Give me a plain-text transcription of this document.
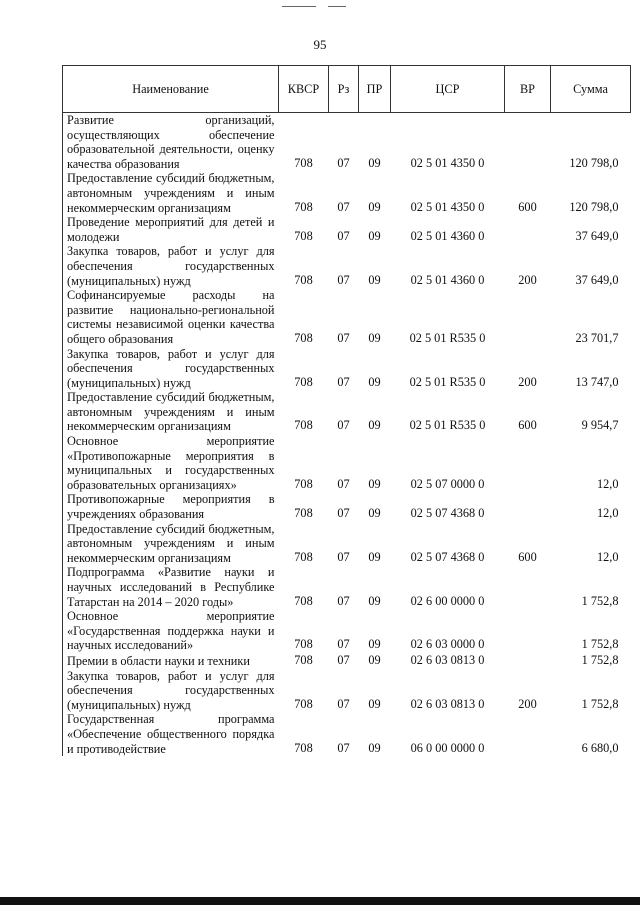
95
Наименование	КВСР	Рз	ПР	ЦСР	ВР	Сумма
Развитие организаций, осуществляющих обеспечение образовательной деятельности, оценку качества образования	708	07	09	02 5 01 4350 0		120 798,0
Предоставление субсидий бюджетным, автономным учреждениям и иным некоммерческим организациям	708	07	09	02 5 01 4350 0	600	120 798,0
Проведение мероприятий для детей и молодежи	708	07	09	02 5 01 4360 0		37 649,0
Закупка товаров, работ и услуг для обеспечения государственных (муниципальных) нужд	708	07	09	02 5 01 4360 0	200	37 649,0
Софинансируемые расходы на развитие национально-региональной системы независимой оценки качества общего образования	708	07	09	02 5 01 R535 0		23 701,7
Закупка товаров, работ и услуг для обеспечения государственных (муниципальных) нужд	708	07	09	02 5 01 R535 0	200	13 747,0
Предоставление субсидий бюджетным, автономным учреждениям и иным некоммерческим организациям	708	07	09	02 5 01 R535 0	600	9 954,7
Основное мероприятие «Противопожарные мероприятия в муниципальных и государственных образовательных организациях»	708	07	09	02 5 07 0000 0		12,0
Противопожарные мероприятия в учреждениях образования	708	07	09	02 5 07 4368 0		12,0
Предоставление субсидий бюджетным, автономным учреждениям и иным некоммерческим организациям	708	07	09	02 5 07 4368 0	600	12,0
Подпрограмма «Развитие науки и научных исследований в Республике Татарстан на 2014 – 2020 годы»	708	07	09	02 6 00 0000 0		1 752,8
Основное мероприятие «Государственная поддержка науки и научных исследований»	708	07	09	02 6 03 0000 0		1 752,8
Премии в области науки и техники	708	07	09	02 6 03 0813 0		1 752,8
Закупка товаров, работ и услуг для обеспечения государственных (муниципальных) нужд	708	07	09	02 6 03 0813 0	200	1 752,8
Государственная программа «Обеспечение общественного порядка и противодействие	708	07	09	06 0 00 0000 0		6 680,0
=-=-=-=-=
Copy all the records above exactly, but leave out the pictures.

◆ OUTPUT BELOW
Give me a plain-text transcription of this document.
95
Наименование	КВСР	Рз	ПР	ЦСР	ВР	Сумма
Развитие организаций, осуществляющих обеспечение образовательной деятельности, оценку качества образования	708	07	09	02 5 01 4350 0		120 798,0
Предоставление субсидий бюджетным, автономным учреждениям и иным некоммерческим организациям	708	07	09	02 5 01 4350 0	600	120 798,0
Проведение мероприятий для детей и молодежи	708	07	09	02 5 01 4360 0		37 649,0
Закупка товаров, работ и услуг для обеспечения государственных (муниципальных) нужд	708	07	09	02 5 01 4360 0	200	37 649,0
Софинансируемые расходы на развитие национально-региональной системы независимой оценки качества общего образования	708	07	09	02 5 01 R535 0		23 701,7
Закупка товаров, работ и услуг для обеспечения государственных (муниципальных) нужд	708	07	09	02 5 01 R535 0	200	13 747,0
Предоставление субсидий бюджетным, автономным учреждениям и иным некоммерческим организациям	708	07	09	02 5 01 R535 0	600	9 954,7
Основное мероприятие «Противопожарные мероприятия в муниципальных и государственных образовательных организациях»	708	07	09	02 5 07 0000 0		12,0
Противопожарные мероприятия в учреждениях образования	708	07	09	02 5 07 4368 0		12,0
Предоставление субсидий бюджетным, автономным учреждениям и иным некоммерческим организациям	708	07	09	02 5 07 4368 0	600	12,0
Подпрограмма «Развитие науки и научных исследований в Республике Татарстан на 2014 – 2020 годы»	708	07	09	02 6 00 0000 0		1 752,8
Основное мероприятие «Государственная поддержка науки и научных исследований»	708	07	09	02 6 03 0000 0		1 752,8
Премии в области науки и техники	708	07	09	02 6 03 0813 0		1 752,8
Закупка товаров, работ и услуг для обеспечения государственных (муниципальных) нужд	708	07	09	02 6 03 0813 0	200	1 752,8
Государственная программа «Обеспечение общественного порядка и противодействие	708	07	09	06 0 00 0000 0		6 680,0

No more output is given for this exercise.